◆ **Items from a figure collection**
- - -

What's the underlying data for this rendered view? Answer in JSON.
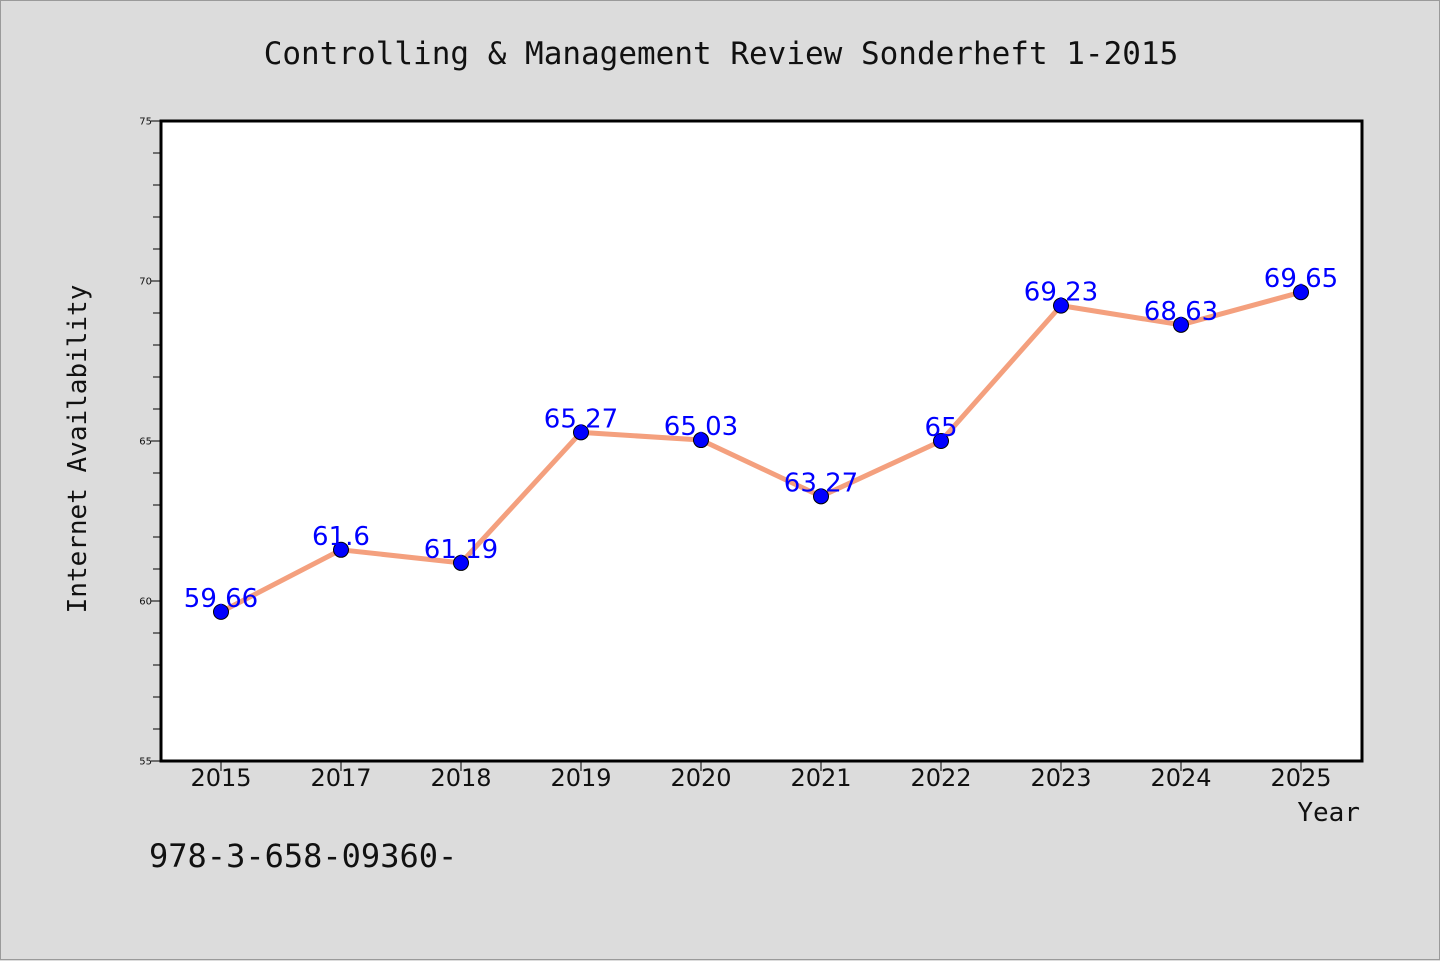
{
  "chart_data": {
    "type": "line",
    "title": "Controlling & Management Review Sonderheft 1-2015",
    "xlabel": "Year",
    "ylabel": "Internet Availability",
    "categories": [
      "2015",
      "2017",
      "2018",
      "2019",
      "2020",
      "2021",
      "2022",
      "2023",
      "2024",
      "2025"
    ],
    "values": [
      59.66,
      61.6,
      61.19,
      65.27,
      65.03,
      63.27,
      65,
      69.23,
      68.63,
      69.65
    ],
    "data_labels": [
      "59.66",
      "61.6",
      "61.19",
      "65.27",
      "65.03",
      "63.27",
      "65",
      "69.23",
      "68.63",
      "69.65"
    ],
    "ylim": [
      55,
      75
    ],
    "y_ticks": [
      55,
      60,
      65,
      70,
      75
    ],
    "grid": false,
    "line_color": "#f4a07e",
    "marker_color": "#0000ff",
    "label_color": "#0000ff"
  },
  "footer": {
    "text": "978-3-658-09360-"
  }
}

- - -

◆ **What to produce**
Leave out the pictures, and give all the records again exactly.

◆ **Reply**
What's the underlying data for this rendered view? Answer in JSON.
{
  "chart_data": {
    "type": "line",
    "title": "Controlling & Management Review Sonderheft 1-2015",
    "xlabel": "Year",
    "ylabel": "Internet Availability",
    "categories": [
      "2015",
      "2017",
      "2018",
      "2019",
      "2020",
      "2021",
      "2022",
      "2023",
      "2024",
      "2025"
    ],
    "values": [
      59.66,
      61.6,
      61.19,
      65.27,
      65.03,
      63.27,
      65,
      69.23,
      68.63,
      69.65
    ],
    "data_labels": [
      "59.66",
      "61.6",
      "61.19",
      "65.27",
      "65.03",
      "63.27",
      "65",
      "69.23",
      "68.63",
      "69.65"
    ],
    "ylim": [
      55,
      75
    ],
    "y_ticks": [
      55,
      60,
      65,
      70,
      75
    ],
    "grid": false,
    "line_color": "#f4a07e",
    "marker_color": "#0000ff",
    "label_color": "#0000ff"
  },
  "footer": {
    "text": "978-3-658-09360-"
  }
}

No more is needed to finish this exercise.